▸ **DATASET EXCERPTS**
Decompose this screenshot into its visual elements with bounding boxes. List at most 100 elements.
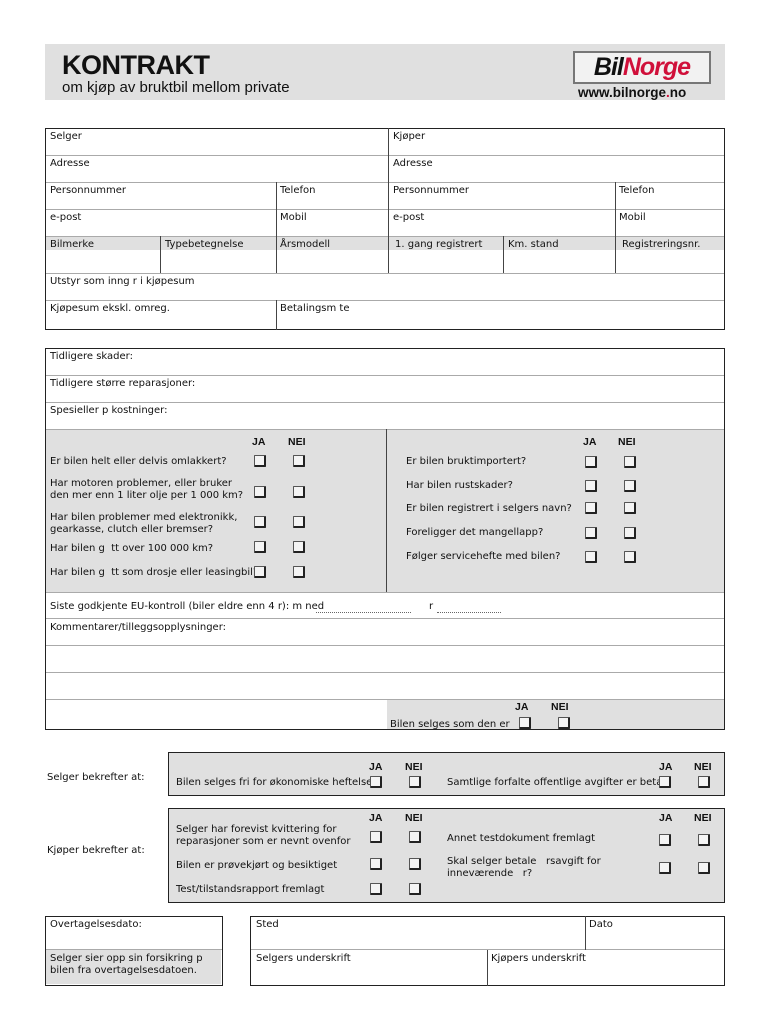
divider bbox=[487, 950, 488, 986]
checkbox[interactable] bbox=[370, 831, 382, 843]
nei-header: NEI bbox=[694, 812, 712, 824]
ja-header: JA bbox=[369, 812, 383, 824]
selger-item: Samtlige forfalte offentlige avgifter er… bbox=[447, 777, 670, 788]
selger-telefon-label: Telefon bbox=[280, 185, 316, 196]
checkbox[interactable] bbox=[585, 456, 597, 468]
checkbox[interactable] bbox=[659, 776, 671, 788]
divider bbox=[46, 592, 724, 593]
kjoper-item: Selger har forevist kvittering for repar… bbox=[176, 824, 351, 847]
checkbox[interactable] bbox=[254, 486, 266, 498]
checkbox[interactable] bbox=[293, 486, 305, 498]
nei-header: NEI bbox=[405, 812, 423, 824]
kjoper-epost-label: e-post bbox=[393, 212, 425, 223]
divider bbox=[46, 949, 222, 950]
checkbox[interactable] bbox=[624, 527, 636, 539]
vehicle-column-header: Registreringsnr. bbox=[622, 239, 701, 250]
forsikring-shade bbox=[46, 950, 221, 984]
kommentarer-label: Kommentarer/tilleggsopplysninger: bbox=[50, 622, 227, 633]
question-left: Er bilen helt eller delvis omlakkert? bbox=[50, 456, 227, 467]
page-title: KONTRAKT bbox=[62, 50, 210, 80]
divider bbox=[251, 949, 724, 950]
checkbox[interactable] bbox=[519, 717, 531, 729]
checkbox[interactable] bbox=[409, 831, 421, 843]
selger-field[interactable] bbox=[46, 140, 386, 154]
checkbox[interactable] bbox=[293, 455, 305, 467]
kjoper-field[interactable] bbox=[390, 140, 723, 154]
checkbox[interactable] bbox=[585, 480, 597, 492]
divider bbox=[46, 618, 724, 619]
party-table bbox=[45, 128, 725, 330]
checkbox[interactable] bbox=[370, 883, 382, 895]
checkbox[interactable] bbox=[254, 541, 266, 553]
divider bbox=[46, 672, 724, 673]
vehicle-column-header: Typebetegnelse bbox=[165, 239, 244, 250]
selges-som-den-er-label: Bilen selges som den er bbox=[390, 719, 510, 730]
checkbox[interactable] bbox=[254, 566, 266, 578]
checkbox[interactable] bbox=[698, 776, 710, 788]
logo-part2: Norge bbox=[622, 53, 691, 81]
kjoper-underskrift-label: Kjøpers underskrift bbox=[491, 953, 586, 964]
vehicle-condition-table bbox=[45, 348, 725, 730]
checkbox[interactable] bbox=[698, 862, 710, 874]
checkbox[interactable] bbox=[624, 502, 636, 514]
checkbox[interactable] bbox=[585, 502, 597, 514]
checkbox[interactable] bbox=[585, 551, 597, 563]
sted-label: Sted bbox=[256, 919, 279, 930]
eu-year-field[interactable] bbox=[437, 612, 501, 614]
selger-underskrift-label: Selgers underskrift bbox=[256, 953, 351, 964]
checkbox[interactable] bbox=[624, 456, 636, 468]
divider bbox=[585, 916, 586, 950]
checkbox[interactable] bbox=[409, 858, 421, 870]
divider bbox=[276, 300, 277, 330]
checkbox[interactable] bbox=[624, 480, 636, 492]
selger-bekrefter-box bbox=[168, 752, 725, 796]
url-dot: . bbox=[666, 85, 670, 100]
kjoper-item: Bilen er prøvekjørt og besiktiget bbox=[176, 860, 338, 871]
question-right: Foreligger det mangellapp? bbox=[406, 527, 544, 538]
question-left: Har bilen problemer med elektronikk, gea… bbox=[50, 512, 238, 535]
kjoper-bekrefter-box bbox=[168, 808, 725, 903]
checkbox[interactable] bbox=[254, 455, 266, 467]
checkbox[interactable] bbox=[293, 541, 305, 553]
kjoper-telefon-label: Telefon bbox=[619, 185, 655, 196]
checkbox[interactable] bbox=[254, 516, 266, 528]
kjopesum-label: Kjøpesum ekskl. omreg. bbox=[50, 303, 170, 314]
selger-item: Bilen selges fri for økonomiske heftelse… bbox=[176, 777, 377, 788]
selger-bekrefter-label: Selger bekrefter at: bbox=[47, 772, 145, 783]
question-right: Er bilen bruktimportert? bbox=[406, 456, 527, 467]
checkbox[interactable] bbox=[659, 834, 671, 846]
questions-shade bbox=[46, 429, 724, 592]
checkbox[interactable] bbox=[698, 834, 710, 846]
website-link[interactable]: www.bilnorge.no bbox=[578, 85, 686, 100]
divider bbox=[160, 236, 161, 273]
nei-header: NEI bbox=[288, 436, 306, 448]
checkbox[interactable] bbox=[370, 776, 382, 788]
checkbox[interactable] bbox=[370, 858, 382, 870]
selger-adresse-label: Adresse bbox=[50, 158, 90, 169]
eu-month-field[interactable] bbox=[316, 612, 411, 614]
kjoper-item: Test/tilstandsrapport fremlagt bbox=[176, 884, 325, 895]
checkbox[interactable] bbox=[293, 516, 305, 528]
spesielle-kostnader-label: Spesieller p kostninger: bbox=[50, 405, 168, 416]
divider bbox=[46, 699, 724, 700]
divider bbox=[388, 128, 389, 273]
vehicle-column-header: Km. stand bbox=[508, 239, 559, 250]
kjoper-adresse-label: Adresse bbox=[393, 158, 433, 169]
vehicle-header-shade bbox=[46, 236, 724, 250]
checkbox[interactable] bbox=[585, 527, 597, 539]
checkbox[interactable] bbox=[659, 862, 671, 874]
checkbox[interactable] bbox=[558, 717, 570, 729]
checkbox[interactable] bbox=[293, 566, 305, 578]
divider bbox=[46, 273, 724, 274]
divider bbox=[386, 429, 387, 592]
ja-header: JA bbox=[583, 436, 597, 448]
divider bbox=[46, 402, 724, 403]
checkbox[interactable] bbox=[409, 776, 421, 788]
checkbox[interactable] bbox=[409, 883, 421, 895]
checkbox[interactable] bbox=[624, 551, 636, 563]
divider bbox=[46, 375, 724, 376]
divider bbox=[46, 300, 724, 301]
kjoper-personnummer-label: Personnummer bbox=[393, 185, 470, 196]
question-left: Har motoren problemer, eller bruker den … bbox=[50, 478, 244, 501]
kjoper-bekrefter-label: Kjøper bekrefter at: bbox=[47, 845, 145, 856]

▸ **WORK TO DO**
Convert the lines above into a Markdown table with the columns No. and Entry, numbering each row and leaving out blank lines and pictures.

▸ **TASK OUTPUT**
| No. | Entry |
|---|---|
| 1 | Decompose this screenshot into its visual elements with bounding boxes. List at most 100 elements. |
| 2 | divider bbox=[487, 950, 488, 986] |
| 3 | checkbox[interactable] bbox=[370, 831, 382, 843] |
| 4 | nei-header: NEI bbox=[694, 812, 712, 824] |
| 5 | ja-header: JA bbox=[369, 812, 383, 824] |
| 6 | selger-item: Samtlige forfalte offentlige avgifter er… bbox=[447, 777, 670, 788] |
| 7 | selger-telefon-label: Telefon bbox=[280, 185, 316, 196] |
| 8 | checkbox[interactable] bbox=[585, 456, 597, 468] |
| 9 | checkbox[interactable] bbox=[659, 776, 671, 788] |
| 10 | divider bbox=[46, 592, 724, 593] |
| 11 | kjoper-item: Selger har forevist kvittering for repar… bbox=[176, 824, 351, 847] |
| 12 | checkbox[interactable] bbox=[254, 486, 266, 498] |
| 13 | checkbox[interactable] bbox=[293, 486, 305, 498] |
| 14 | nei-header: NEI bbox=[405, 812, 423, 824] |
| 15 | kjoper-epost-label: e-post bbox=[393, 212, 425, 223] |
| 16 | divider bbox=[46, 949, 222, 950] |
| 17 | checkbox[interactable] bbox=[624, 527, 636, 539] |
| 18 | vehicle-column-header: Registreringsnr. bbox=[622, 239, 701, 250] |
| 19 | forsikring-shade bbox=[46, 950, 221, 984] |
| 20 | kommentarer-label: Kommentarer/tilleggsopplysninger: bbox=[50, 622, 227, 633] |
| 21 | question-left: Er bilen helt eller delvis omlakkert? bbox=[50, 456, 227, 467] |
| 22 | page-title: KONTRAKT bbox=[62, 50, 210, 80] |
| 23 | divider bbox=[251, 949, 724, 950] |
| 24 | checkbox[interactable] bbox=[519, 717, 531, 729] |
| 25 | checkbox[interactable] bbox=[409, 831, 421, 843] |
| 26 | selger-field[interactable] bbox=[46, 140, 386, 154] |
| 27 | checkbox[interactable] bbox=[293, 455, 305, 467] |
| 28 | kjoper-field[interactable] bbox=[390, 140, 723, 154] |
| 29 | checkbox[interactable] bbox=[585, 480, 597, 492] |
| 30 | divider bbox=[46, 618, 724, 619] |
| 31 | party-table bbox=[45, 128, 725, 330] |
| 32 | checkbox[interactable] bbox=[370, 883, 382, 895] |
| 33 | checkbox[interactable] bbox=[254, 541, 266, 553] |
| 34 | divider bbox=[46, 672, 724, 673] |
| 35 | vehicle-column-header: Typebetegnelse bbox=[165, 239, 244, 250] |
| 36 | selges-som-den-er-label: Bilen selges som den er bbox=[390, 719, 510, 730] |
| 37 | checkbox[interactable] bbox=[254, 566, 266, 578] |
| 38 | checkbox[interactable] bbox=[698, 776, 710, 788] |
| 39 | logo-part2: Norge bbox=[622, 53, 691, 81] |
| 40 | kjoper-underskrift-label: Kjøpers underskrift bbox=[491, 953, 586, 964] |
| 41 | vehicle-condition-table bbox=[45, 348, 725, 730] |
| 42 | checkbox[interactable] bbox=[698, 862, 710, 874] |
| 43 | checkbox[interactable] bbox=[624, 502, 636, 514] |
| 44 | checkbox[interactable] bbox=[585, 502, 597, 514] |
| 45 | checkbox[interactable] bbox=[585, 551, 597, 563] |
| 46 | sted-label: Sted bbox=[256, 919, 279, 930] |
| 47 | eu-year-field[interactable] bbox=[437, 612, 501, 614] |
| 48 | selger-underskrift-label: Selgers underskrift bbox=[256, 953, 351, 964] |
| 49 | checkbox[interactable] bbox=[624, 456, 636, 468] |
| 50 | divider bbox=[585, 916, 586, 950] |
| 51 | checkbox[interactable] bbox=[409, 858, 421, 870] |
| 52 | divider bbox=[276, 300, 277, 330] |
| 53 | checkbox[interactable] bbox=[624, 480, 636, 492] |
| 54 | selger-bekrefter-box bbox=[168, 752, 725, 796] |
| 55 | url-dot: . bbox=[666, 85, 670, 100] |
| 56 | kjoper-item: Bilen er prøvekjørt og besiktiget bbox=[176, 860, 338, 871] |
| 57 | question-right: Foreligger det mangellapp? bbox=[406, 527, 544, 538] |
| 58 | question-left: Har bilen problemer med elektronikk, gea… bbox=[50, 512, 238, 535] |
| 59 | kjoper-bekrefter-box bbox=[168, 808, 725, 903] |
| 60 | checkbox[interactable] bbox=[254, 455, 266, 467] |
| 61 | checkbox[interactable] bbox=[293, 541, 305, 553] |
| 62 | kjoper-telefon-label: Telefon bbox=[619, 185, 655, 196] |
| 63 | checkbox[interactable] bbox=[254, 516, 266, 528] |
| 64 | kjopesum-label: Kjøpesum ekskl. omreg. bbox=[50, 303, 170, 314] |
| 65 | selger-item: Bilen selges fri for økonomiske heftelse… bbox=[176, 777, 377, 788] |
| 66 | selger-bekrefter-label: Selger bekrefter at: bbox=[47, 772, 145, 783] |
| 67 | question-right: Er bilen bruktimportert? bbox=[406, 456, 527, 467] |
| 68 | checkbox[interactable] bbox=[659, 834, 671, 846] |
| 69 | questions-shade bbox=[46, 429, 724, 592] |
| 70 | checkbox[interactable] bbox=[698, 834, 710, 846] |
| 71 | website-link[interactable]: www.bilnorge.no bbox=[578, 85, 686, 100] |
| 72 | divider bbox=[160, 236, 161, 273] |
| 73 | nei-header: NEI bbox=[288, 436, 306, 448] |
| 74 | checkbox[interactable] bbox=[370, 776, 382, 788] |
| 75 | checkbox[interactable] bbox=[370, 858, 382, 870] |
| 76 | selger-adresse-label: Adresse bbox=[50, 158, 90, 169] |
| 77 | eu-month-field[interactable] bbox=[316, 612, 411, 614] |
| 78 | kjoper-item: Test/tilstandsrapport fremlagt bbox=[176, 884, 325, 895] |
| 79 | checkbox[interactable] bbox=[293, 516, 305, 528] |
| 80 | spesielle-kostnader-label: Spesieller p kostninger: bbox=[50, 405, 168, 416] |
| 81 | divider bbox=[46, 699, 724, 700] |
| 82 | divider bbox=[388, 128, 389, 273] |
| 83 | vehicle-column-header: Km. stand bbox=[508, 239, 559, 250] |
| 84 | kjoper-adresse-label: Adresse bbox=[393, 158, 433, 169] |
| 85 | vehicle-header-shade bbox=[46, 236, 724, 250] |
| 86 | checkbox[interactable] bbox=[585, 527, 597, 539] |
| 87 | checkbox[interactable] bbox=[659, 862, 671, 874] |
| 88 | checkbox[interactable] bbox=[558, 717, 570, 729] |
| 89 | checkbox[interactable] bbox=[293, 566, 305, 578] |
| 90 | divider bbox=[46, 273, 724, 274] |
| 91 | divider bbox=[386, 429, 387, 592] |
| 92 | ja-header: JA bbox=[583, 436, 597, 448] |
| 93 | divider bbox=[46, 402, 724, 403] |
| 94 | checkbox[interactable] bbox=[409, 776, 421, 788] |
| 95 | checkbox[interactable] bbox=[409, 883, 421, 895] |
| 96 | checkbox[interactable] bbox=[624, 551, 636, 563] |
| 97 | divider bbox=[46, 375, 724, 376] |
| 98 | divider bbox=[46, 300, 724, 301] |
| 99 | kjoper-personnummer-label: Personnummer bbox=[393, 185, 470, 196] |
| 100 | question-left: Har motoren problemer, eller bruker den … bbox=[50, 478, 244, 501] |
| 101 | kjoper-bekrefter-label: Kjøper bekrefter at: bbox=[47, 845, 145, 856] |